• [YOUR OBJECTIVE] Take the entries below and print all of them exactly, please.

-- START THE INPUT --

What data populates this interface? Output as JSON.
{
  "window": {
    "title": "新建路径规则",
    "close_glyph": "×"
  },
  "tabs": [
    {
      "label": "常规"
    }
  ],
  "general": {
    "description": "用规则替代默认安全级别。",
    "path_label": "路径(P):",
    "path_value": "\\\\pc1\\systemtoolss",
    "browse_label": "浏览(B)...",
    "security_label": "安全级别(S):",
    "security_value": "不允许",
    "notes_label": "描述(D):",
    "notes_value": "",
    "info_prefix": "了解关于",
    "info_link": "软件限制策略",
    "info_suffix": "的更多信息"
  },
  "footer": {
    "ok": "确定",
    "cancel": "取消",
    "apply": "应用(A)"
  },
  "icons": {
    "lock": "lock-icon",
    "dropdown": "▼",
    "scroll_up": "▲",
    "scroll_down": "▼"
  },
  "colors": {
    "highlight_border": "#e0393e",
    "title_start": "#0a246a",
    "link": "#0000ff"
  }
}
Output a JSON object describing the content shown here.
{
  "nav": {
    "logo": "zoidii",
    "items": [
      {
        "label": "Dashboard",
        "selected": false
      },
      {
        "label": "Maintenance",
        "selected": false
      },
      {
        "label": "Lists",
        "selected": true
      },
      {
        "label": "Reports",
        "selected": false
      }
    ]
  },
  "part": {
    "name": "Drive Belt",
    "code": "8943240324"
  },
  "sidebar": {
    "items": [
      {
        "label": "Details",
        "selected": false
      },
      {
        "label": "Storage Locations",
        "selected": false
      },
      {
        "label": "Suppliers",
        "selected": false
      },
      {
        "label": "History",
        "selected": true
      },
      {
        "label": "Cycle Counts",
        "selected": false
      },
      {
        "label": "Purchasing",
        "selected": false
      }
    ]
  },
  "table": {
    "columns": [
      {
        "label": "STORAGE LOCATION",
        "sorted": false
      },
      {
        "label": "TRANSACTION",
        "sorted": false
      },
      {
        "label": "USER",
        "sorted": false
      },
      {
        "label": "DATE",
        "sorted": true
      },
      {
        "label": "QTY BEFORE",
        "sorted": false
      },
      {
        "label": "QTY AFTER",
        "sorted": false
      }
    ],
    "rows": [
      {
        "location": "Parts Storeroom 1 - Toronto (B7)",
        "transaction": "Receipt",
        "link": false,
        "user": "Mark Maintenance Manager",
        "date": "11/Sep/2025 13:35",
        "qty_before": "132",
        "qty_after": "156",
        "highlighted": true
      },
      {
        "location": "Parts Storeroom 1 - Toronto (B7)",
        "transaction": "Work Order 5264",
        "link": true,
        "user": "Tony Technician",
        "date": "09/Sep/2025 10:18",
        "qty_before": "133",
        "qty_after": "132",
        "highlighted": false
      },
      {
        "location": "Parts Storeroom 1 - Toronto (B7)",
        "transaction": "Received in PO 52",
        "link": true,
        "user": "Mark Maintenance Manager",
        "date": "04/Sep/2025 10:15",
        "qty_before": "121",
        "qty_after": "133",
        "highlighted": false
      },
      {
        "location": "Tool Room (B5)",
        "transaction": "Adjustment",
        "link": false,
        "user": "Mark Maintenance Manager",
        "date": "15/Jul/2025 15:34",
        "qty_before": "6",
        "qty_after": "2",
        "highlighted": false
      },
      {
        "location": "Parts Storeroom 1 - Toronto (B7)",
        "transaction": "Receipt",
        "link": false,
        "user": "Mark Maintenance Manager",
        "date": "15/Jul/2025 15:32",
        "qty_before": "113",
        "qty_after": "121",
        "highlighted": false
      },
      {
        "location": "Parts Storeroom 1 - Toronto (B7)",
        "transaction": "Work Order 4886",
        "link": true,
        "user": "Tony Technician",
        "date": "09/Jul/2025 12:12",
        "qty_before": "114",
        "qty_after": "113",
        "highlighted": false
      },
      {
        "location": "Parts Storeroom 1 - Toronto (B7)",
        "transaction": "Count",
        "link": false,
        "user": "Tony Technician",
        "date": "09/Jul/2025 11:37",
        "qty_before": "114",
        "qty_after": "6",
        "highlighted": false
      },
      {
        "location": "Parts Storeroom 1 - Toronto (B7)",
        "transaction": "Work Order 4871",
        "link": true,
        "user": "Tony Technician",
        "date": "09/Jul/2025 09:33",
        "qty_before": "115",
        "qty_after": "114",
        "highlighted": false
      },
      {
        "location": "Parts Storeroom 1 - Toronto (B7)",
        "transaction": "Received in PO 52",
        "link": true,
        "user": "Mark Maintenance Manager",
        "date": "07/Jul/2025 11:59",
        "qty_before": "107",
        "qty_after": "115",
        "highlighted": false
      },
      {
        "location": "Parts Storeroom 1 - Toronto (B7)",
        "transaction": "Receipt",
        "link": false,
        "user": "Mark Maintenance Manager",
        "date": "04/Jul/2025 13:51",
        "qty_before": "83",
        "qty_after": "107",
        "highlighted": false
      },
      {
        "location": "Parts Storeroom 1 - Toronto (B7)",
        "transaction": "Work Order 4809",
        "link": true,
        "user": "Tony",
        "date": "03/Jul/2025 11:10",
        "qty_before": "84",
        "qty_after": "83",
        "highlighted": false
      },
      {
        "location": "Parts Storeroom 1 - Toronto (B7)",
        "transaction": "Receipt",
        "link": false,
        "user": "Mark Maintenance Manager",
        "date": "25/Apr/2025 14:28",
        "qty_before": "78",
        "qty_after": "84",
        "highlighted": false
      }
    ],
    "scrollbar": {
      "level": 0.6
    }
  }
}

-- END THE INPUT --

• [TASK RESULT]
What data populates this interface? Output as JSON.
{
  "window": {
    "title": "新建路径规则",
    "close_glyph": "×"
  },
  "tabs": [
    {
      "label": "常规"
    }
  ],
  "general": {
    "description": "用规则替代默认安全级别。",
    "path_label": "路径(P):",
    "path_value": "\\\\pc1\\systemtoolss",
    "browse_label": "浏览(B)...",
    "security_label": "安全级别(S):",
    "security_value": "不允许",
    "notes_label": "描述(D):",
    "notes_value": "",
    "info_prefix": "了解关于",
    "info_link": "软件限制策略",
    "info_suffix": "的更多信息"
  },
  "footer": {
    "ok": "确定",
    "cancel": "取消",
    "apply": "应用(A)"
  },
  "icons": {
    "lock": "lock-icon",
    "dropdown": "▼",
    "scroll_up": "▲",
    "scroll_down": "▼"
  },
  "colors": {
    "highlight_border": "#e0393e",
    "title_start": "#0a246a",
    "link": "#0000ff"
  }
}
Output a JSON object describing the content shown here.
{
  "nav": {
    "logo": "zoidii",
    "items": [
      {
        "label": "Dashboard",
        "selected": false
      },
      {
        "label": "Maintenance",
        "selected": false
      },
      {
        "label": "Lists",
        "selected": true
      },
      {
        "label": "Reports",
        "selected": false
      }
    ]
  },
  "part": {
    "name": "Drive Belt",
    "code": "8943240324"
  },
  "sidebar": {
    "items": [
      {
        "label": "Details",
        "selected": false
      },
      {
        "label": "Storage Locations",
        "selected": false
      },
      {
        "label": "Suppliers",
        "selected": false
      },
      {
        "label": "History",
        "selected": true
      },
      {
        "label": "Cycle Counts",
        "selected": false
      },
      {
        "label": "Purchasing",
        "selected": false
      }
    ]
  },
  "table": {
    "columns": [
      {
        "label": "STORAGE LOCATION",
        "sorted": false
      },
      {
        "label": "TRANSACTION",
        "sorted": false
      },
      {
        "label": "USER",
        "sorted": false
      },
      {
        "label": "DATE",
        "sorted": true
      },
      {
        "label": "QTY BEFORE",
        "sorted": false
      },
      {
        "label": "QTY AFTER",
        "sorted": false
      }
    ],
    "rows": [
      {
        "location": "Parts Storeroom 1 - Toronto (B7)",
        "transaction": "Receipt",
        "link": false,
        "user": "Mark Maintenance Manager",
        "date": "11/Sep/2025 13:35",
        "qty_before": "132",
        "qty_after": "156",
        "highlighted": true
      },
      {
        "location": "Parts Storeroom 1 - Toronto (B7)",
        "transaction": "Work Order 5264",
        "link": true,
        "user": "Tony Technician",
        "date": "09/Sep/2025 10:18",
        "qty_before": "133",
        "qty_after": "132",
        "highlighted": false
      },
      {
        "location": "Parts Storeroom 1 - Toronto (B7)",
        "transaction": "Received in PO 52",
        "link": true,
        "user": "Mark Maintenance Manager",
        "date": "04/Sep/2025 10:15",
        "qty_before": "121",
        "qty_after": "133",
        "highlighted": false
      },
      {
        "location": "Tool Room (B5)",
        "transaction": "Adjustment",
        "link": false,
        "user": "Mark Maintenance Manager",
        "date": "15/Jul/2025 15:34",
        "qty_before": "6",
        "qty_after": "2",
        "highlighted": false
      },
      {
        "location": "Parts Storeroom 1 - Toronto (B7)",
        "transaction": "Receipt",
        "link": false,
        "user": "Mark Maintenance Manager",
        "date": "15/Jul/2025 15:32",
        "qty_before": "113",
        "qty_after": "121",
        "highlighted": false
      },
      {
        "location": "Parts Storeroom 1 - Toronto (B7)",
        "transaction": "Work Order 4886",
        "link": true,
        "user": "Tony Technician",
        "date": "09/Jul/2025 12:12",
        "qty_before": "114",
        "qty_after": "113",
        "highlighted": false
      },
      {
        "location": "Parts Storeroom 1 - Toronto (B7)",
        "transaction": "Count",
        "link": false,
        "user": "Tony Technician",
        "date": "09/Jul/2025 11:37",
        "qty_before": "114",
        "qty_after": "6",
        "highlighted": false
      },
      {
        "location": "Parts Storeroom 1 - Toronto (B7)",
        "transaction": "Work Order 4871",
        "link": true,
        "user": "Tony Technician",
        "date": "09/Jul/2025 09:33",
        "qty_before": "115",
        "qty_after": "114",
        "highlighted": false
      },
      {
        "location": "Parts Storeroom 1 - Toronto (B7)",
        "transaction": "Received in PO 52",
        "link": true,
        "user": "Mark Maintenance Manager",
        "date": "07/Jul/2025 11:59",
        "qty_before": "107",
        "qty_after": "115",
        "highlighted": false
      },
      {
        "location": "Parts Storeroom 1 - Toronto (B7)",
        "transaction": "Receipt",
        "link": false,
        "user": "Mark Maintenance Manager",
        "date": "04/Jul/2025 13:51",
        "qty_before": "83",
        "qty_after": "107",
        "highlighted": false
      },
      {
        "location": "Parts Storeroom 1 - Toronto (B7)",
        "transaction": "Work Order 4809",
        "link": true,
        "user": "Tony",
        "date": "03/Jul/2025 11:10",
        "qty_before": "84",
        "qty_after": "83",
        "highlighted": false
      },
      {
        "location": "Parts Storeroom 1 - Toronto (B7)",
        "transaction": "Receipt",
        "link": false,
        "user": "Mark Maintenance Manager",
        "date": "25/Apr/2025 14:28",
        "qty_before": "78",
        "qty_after": "84",
        "highlighted": false
      }
    ],
    "scrollbar": {
      "level": 0.6
    }
  }
}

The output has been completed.